Re: [fpc-devel] LEA instruction speed

2023-10-09 Thread Nataraj S Narayan via fpc-devel
Hi Gareth

model name : Intel(R) Core(TM) i5-4200U CPU @ 1.60GHz

Regards

Nataraj S Narayan
Synergy Info Systems
Software & Technology Consultants
Ettumanoor, INDIA
Ph:+91 9443211326


On Sun, Oct 8, 2023 at 6:40 PM J. Gareth Moreton via fpc-devel <
fpc-devel@lists.freepascal.org> wrote:

> Hi Nataraj
>
> Which processor is that run on? (although too close to call, it implies
> LEA has a latency of 2 in that case)
>
> Kit
> On 08/10/2023 14:06, Nataraj S Narayan via fpc-devel wrote:
>
> Hi
>
> [nataraj@dflyHP ~]$ fpc ttt.pas
> Free Pascal Compiler version 3.2.2 [2023/07/04] for x86_64
> Copyright (c) 1993-2021 by Florian Klaempfl and others
> Target OS: DragonFly for x86-64
> Compiling ttt.pas
> Linking ttt
> /usr/local/bin/ld.bfd: warning:
> /usr/local/lib/fpc/3.2.2/units/x86_64-dragonfly/rtl/prt0.o: missing
> .note.GNU-stack section implies executable stack
> /usr/local/bin/ld.bfd: NOTE: This behaviour is deprecated and will be
> removed in a future version of the linker
> 121 lines compiled, 14.9 sec
> [nataraj@dflyHP ~]$ ./ttt
>Pascal control case: 6.7 ns/call
>  Using LEA instruction: 4.2 ns/call
> Using ADD instructions: 4.0 ns/call
>
>
> Nataraj S Narayan
> Synergy Info Systems
> Software & Technology Consultants
> Ettumanoor, INDIA
> Ph:+91 9443211326
>
>
> On Sat, Oct 7, 2023 at 9:39 PM J. Gareth Moreton via fpc-devel <
> fpc-devel@lists.freepascal.org> wrote:
>
>> That's interesting; I am interested to see the assembly output for the
>> Pascal control cases.  As for the 64-bit version, that was my fault
>> since the assembly language is for Microsoft's ABI rather than the
>> System V ABI, so it was checking a register with an undefined value.

------------------------------------------------------------------------

Task instructions:
• A. In the LEA instruction speed thread, what processor model does Nataraj report?
• B. Translate this sentence from the LEA instruction speed thread into Spanish: "As for the 64-bit version, that was my fault since the assembly language is for Microsoft's ABI rather than the System V ABI, so it was checking a register with an undefined value."
• C. Transcribe the LEA instruction speed thread, starting at "On Sun, Oct" and ending at "in that case)".
The data records have no role here.

(Data records)
------------------------------------------------------------------------

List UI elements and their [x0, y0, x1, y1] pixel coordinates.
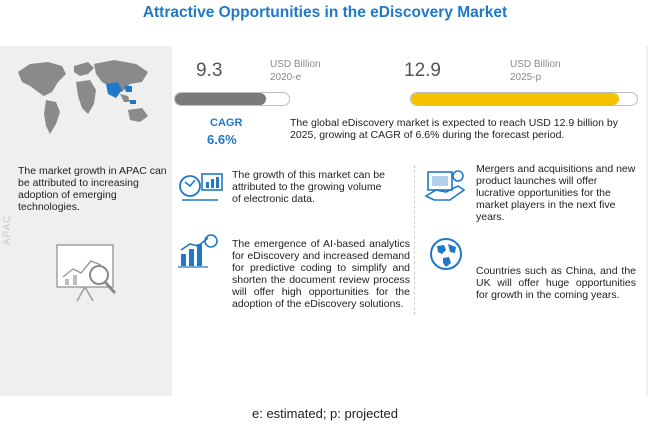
- globe-icon: [430, 238, 462, 270]
- bar-2020: [175, 93, 267, 105]
- highlight-ai-analytics: The emergence of AI-based analytics for …: [232, 238, 410, 310]
- bar-2025: [411, 93, 619, 105]
- bar-track-2020: [174, 92, 290, 106]
- world-map-icon: [18, 60, 148, 134]
- market-summary: The global eDiscovery market is expected…: [290, 117, 618, 141]
- analytics-board-icon: [56, 244, 117, 302]
- apac-description: The market growth in APAC can be attribu…: [18, 165, 167, 213]
- highlight-countries: Countries such as China, and the UK will…: [476, 265, 636, 301]
- mergers-icon: [424, 170, 466, 201]
- cagr-value: 6.6%: [207, 132, 237, 147]
- ai-analytics-icon: [178, 234, 218, 268]
- unit-label-2025: USD Billion 2025-p: [510, 59, 561, 83]
- highlight-data-growth: The growth of this market can be attribu…: [232, 169, 385, 205]
- highlight-mergers: Mergers and acquisitions and new product…: [476, 163, 636, 223]
- footnote: e: estimated; p: projected: [252, 406, 398, 421]
- value-label-2020: 9.3: [196, 60, 223, 81]
- cagr-label: CAGR: [210, 117, 243, 129]
- bar-track-2025: [410, 92, 638, 106]
- column-divider: [414, 165, 415, 315]
- apac-label: APAC: [2, 214, 13, 246]
- page-title: Attractive Opportunities in the eDiscove…: [142, 4, 508, 21]
- value-label-2025: 12.9: [404, 60, 441, 81]
- unit-label-2020: USD Billion 2020-e: [270, 59, 321, 83]
- electronic-data-icon: [179, 173, 223, 201]
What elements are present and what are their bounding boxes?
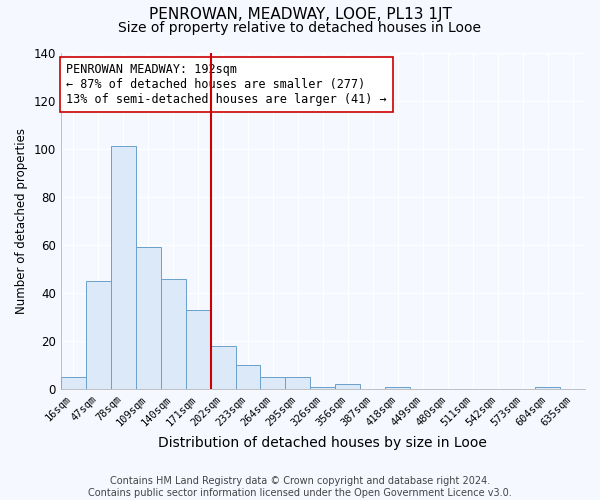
Bar	[236, 365, 260, 389]
Bar	[385, 387, 410, 389]
Bar	[211, 346, 236, 389]
Y-axis label: Number of detached properties: Number of detached properties	[15, 128, 28, 314]
Text: Contains HM Land Registry data © Crown copyright and database right 2024.
Contai: Contains HM Land Registry data © Crown c…	[88, 476, 512, 498]
Text: PENROWAN MEADWAY: 192sqm
← 87% of detached houses are smaller (277)
13% of semi-: PENROWAN MEADWAY: 192sqm ← 87% of detach…	[66, 62, 386, 106]
Bar	[310, 387, 335, 389]
Text: Size of property relative to detached houses in Looe: Size of property relative to detached ho…	[119, 21, 482, 35]
X-axis label: Distribution of detached houses by size in Looe: Distribution of detached houses by size …	[158, 436, 487, 450]
Bar	[535, 387, 560, 389]
Text: PENROWAN, MEADWAY, LOOE, PL13 1JT: PENROWAN, MEADWAY, LOOE, PL13 1JT	[149, 8, 451, 22]
Bar	[335, 384, 361, 389]
Bar	[86, 281, 111, 389]
Bar	[161, 278, 185, 389]
Bar	[111, 146, 136, 389]
Bar	[260, 377, 286, 389]
Bar	[286, 377, 310, 389]
Bar	[136, 248, 161, 389]
Bar	[185, 310, 211, 389]
Bar	[61, 377, 86, 389]
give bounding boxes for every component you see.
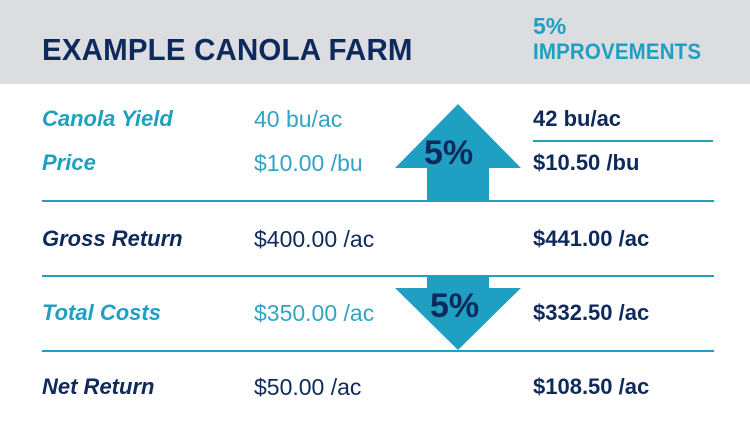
row-label-canola-yield: Canola Yield (42, 106, 173, 131)
page-title: EXAMPLE CANOLA FARM (42, 32, 413, 67)
up-arrow-icon (395, 104, 521, 202)
row-current-net-return: $50.00 /ac (254, 374, 362, 400)
row-current-canola-yield: 40 bu/ac (254, 106, 343, 132)
down-arrow-icon (395, 276, 521, 350)
row-improved-total-costs: $332.50 /ac (533, 300, 650, 325)
header-band (0, 0, 750, 84)
row-current-gross-return: $400.00 /ac (254, 226, 375, 252)
row-label-net-return: Net Return (42, 374, 155, 399)
row-divider (533, 140, 713, 142)
row-improved-gross-return: $441.00 /ac (533, 226, 650, 251)
improvements-heading: 5% IMPROVEMENTS (533, 13, 714, 64)
row-current-price: $10.00 /bu (254, 150, 363, 176)
down-arrow-label: 5% (430, 287, 480, 325)
improvements-label: IMPROVEMENTS (533, 38, 702, 64)
row-improved-net-return: $108.50 /ac (533, 374, 650, 399)
row-improved-price: $10.50 /bu (533, 150, 640, 175)
row-label-price: Price (42, 150, 96, 175)
row-divider (42, 200, 714, 202)
row-divider (42, 275, 714, 277)
row-label-total-costs: Total Costs (42, 300, 161, 325)
row-divider (42, 350, 714, 352)
row-current-total-costs: $350.00 /ac (254, 300, 375, 326)
up-arrow-label: 5% (424, 134, 474, 172)
row-improved-canola-yield: 42 bu/ac (533, 106, 622, 131)
row-label-gross-return: Gross Return (42, 226, 183, 251)
improvements-percent: 5% (533, 13, 567, 39)
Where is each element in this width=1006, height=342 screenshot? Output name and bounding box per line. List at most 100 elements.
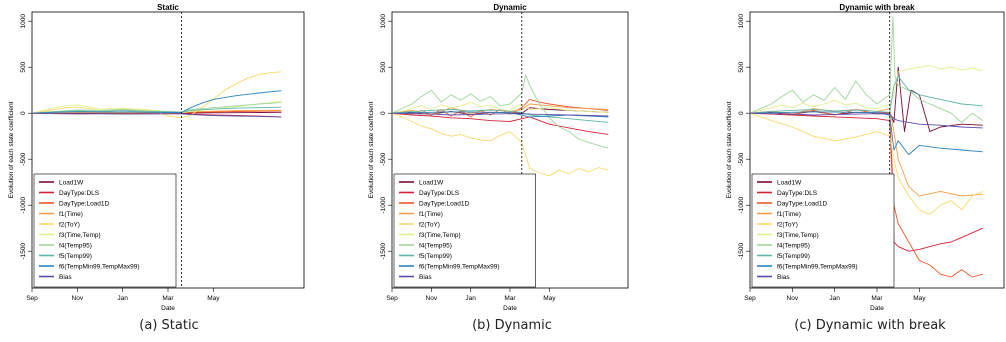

------------------------------------------------------------------------

Answers to the exercise:
• A. Intel(R) Core(TM) i5-4200U CPU @ 1.60GHz

• B. En cuanto a la versión de 64 bits, fue culpa mía, ya que el lenguaje ensamblador es para la ABI de Microsoft en lugar de la ABI System V, por lo que estaba comprobando un registro con un valor indefinido.

• C.
On Sun, Oct 8, 2023 at 6:40 PM J. Gareth Moreton via fpc-devel <
fpc-devel@lists.freepascal.org> wrote:

> Hi Nataraj
>
> Which processor is that run on? (although too close to call, it implies
> LEA has a latency of 2 in that case)